Task brief » Word for word, repeat the entries, minus the pictures.

Figure dataset records:
________

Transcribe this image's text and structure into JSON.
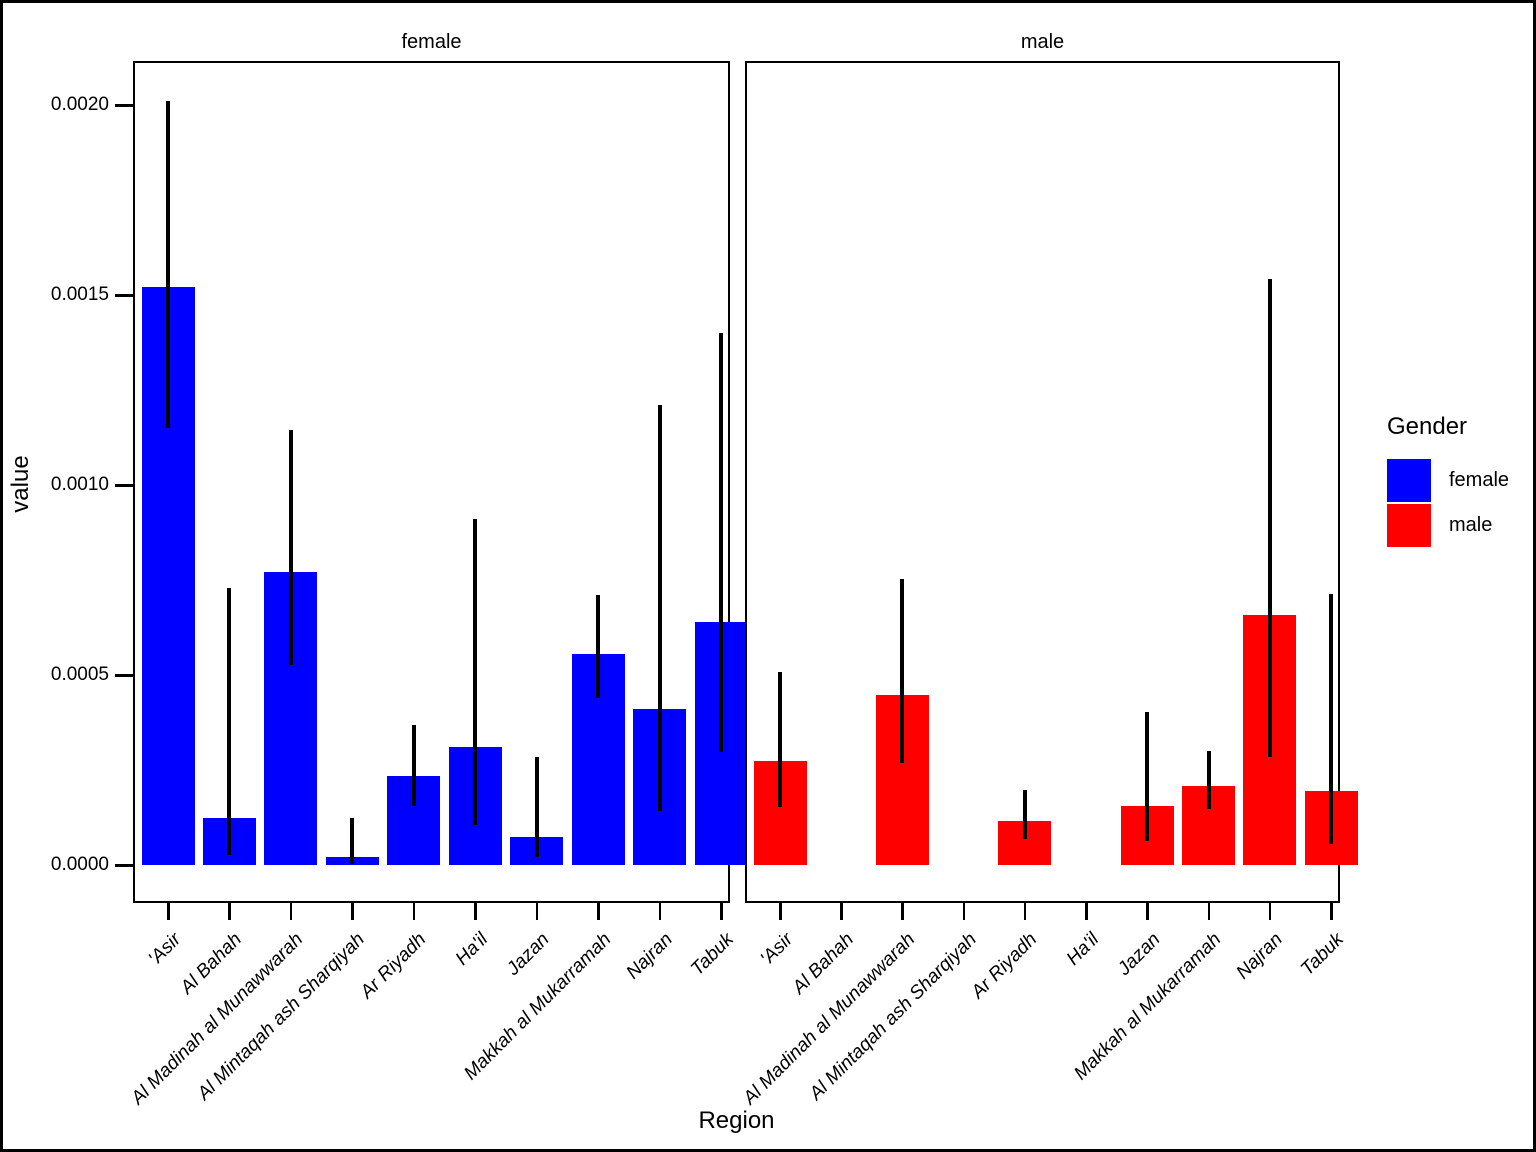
{
  "chart_data": {
    "type": "bar",
    "title": "",
    "xlabel": "Region",
    "ylabel": "value",
    "facets": [
      "female",
      "male"
    ],
    "categories": [
      "'Asir",
      "Al Bahah",
      "Al Madinah al Munawwarah",
      "Al Mintaqah ash Sharqiyah",
      "Ar Riyadh",
      "Ha'il",
      "Jazan",
      "Makkah al Mukarramah",
      "Najran",
      "Tabuk"
    ],
    "series": [
      {
        "name": "female",
        "color": "#0000FF",
        "values": [
          0.00152,
          0.000125,
          0.00077,
          2e-05,
          0.000235,
          0.00031,
          7.5e-05,
          0.000555,
          0.00041,
          0.00064
        ],
        "err_low": [
          0.00115,
          2.5e-05,
          0.000525,
          3e-06,
          0.000155,
          0.000105,
          2.2e-05,
          0.00044,
          0.000143,
          0.000297
        ],
        "err_high": [
          0.00201,
          0.00073,
          0.001145,
          0.000125,
          0.000368,
          0.00091,
          0.000285,
          0.00071,
          0.00121,
          0.0014
        ]
      },
      {
        "name": "male",
        "color": "#FF0000",
        "values": [
          0.000275,
          0,
          0.000447,
          0,
          0.000117,
          0,
          0.000155,
          0.000208,
          0.000659,
          0.000196
        ],
        "err_low": [
          0.000152,
          null,
          0.000268,
          null,
          6.9e-05,
          null,
          6.3e-05,
          0.000148,
          0.000284,
          5.6e-05
        ],
        "err_high": [
          0.000508,
          null,
          0.000752,
          null,
          0.000198,
          null,
          0.000402,
          0.0003,
          0.001543,
          0.000712
        ]
      }
    ],
    "yticks": [
      {
        "value": 0.0,
        "label": "0.0000"
      },
      {
        "value": 0.0005,
        "label": "0.0005"
      },
      {
        "value": 0.001,
        "label": "0.0010"
      },
      {
        "value": 0.0015,
        "label": "0.0015"
      },
      {
        "value": 0.002,
        "label": "0.0020"
      }
    ],
    "ylim": [
      0,
      0.00212
    ],
    "grid": false,
    "legend_position": "right",
    "legend": {
      "title": "Gender",
      "entries": [
        {
          "label": "female",
          "color": "#0000FF"
        },
        {
          "label": "male",
          "color": "#FF0000"
        }
      ]
    }
  }
}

________

Task response »
Transcribe this image's text and structure into JSON.
{
  "chart_data": {
    "type": "bar",
    "title": "",
    "xlabel": "Region",
    "ylabel": "value",
    "facets": [
      "female",
      "male"
    ],
    "categories": [
      "'Asir",
      "Al Bahah",
      "Al Madinah al Munawwarah",
      "Al Mintaqah ash Sharqiyah",
      "Ar Riyadh",
      "Ha'il",
      "Jazan",
      "Makkah al Mukarramah",
      "Najran",
      "Tabuk"
    ],
    "series": [
      {
        "name": "female",
        "color": "#0000FF",
        "values": [
          0.00152,
          0.000125,
          0.00077,
          2e-05,
          0.000235,
          0.00031,
          7.5e-05,
          0.000555,
          0.00041,
          0.00064
        ],
        "err_low": [
          0.00115,
          2.5e-05,
          0.000525,
          3e-06,
          0.000155,
          0.000105,
          2.2e-05,
          0.00044,
          0.000143,
          0.000297
        ],
        "err_high": [
          0.00201,
          0.00073,
          0.001145,
          0.000125,
          0.000368,
          0.00091,
          0.000285,
          0.00071,
          0.00121,
          0.0014
        ]
      },
      {
        "name": "male",
        "color": "#FF0000",
        "values": [
          0.000275,
          0,
          0.000447,
          0,
          0.000117,
          0,
          0.000155,
          0.000208,
          0.000659,
          0.000196
        ],
        "err_low": [
          0.000152,
          null,
          0.000268,
          null,
          6.9e-05,
          null,
          6.3e-05,
          0.000148,
          0.000284,
          5.6e-05
        ],
        "err_high": [
          0.000508,
          null,
          0.000752,
          null,
          0.000198,
          null,
          0.000402,
          0.0003,
          0.001543,
          0.000712
        ]
      }
    ],
    "yticks": [
      {
        "value": 0.0,
        "label": "0.0000"
      },
      {
        "value": 0.0005,
        "label": "0.0005"
      },
      {
        "value": 0.001,
        "label": "0.0010"
      },
      {
        "value": 0.0015,
        "label": "0.0015"
      },
      {
        "value": 0.002,
        "label": "0.0020"
      }
    ],
    "ylim": [
      0,
      0.00212
    ],
    "grid": false,
    "legend_position": "right",
    "legend": {
      "title": "Gender",
      "entries": [
        {
          "label": "female",
          "color": "#0000FF"
        },
        {
          "label": "male",
          "color": "#FF0000"
        }
      ]
    }
  }
}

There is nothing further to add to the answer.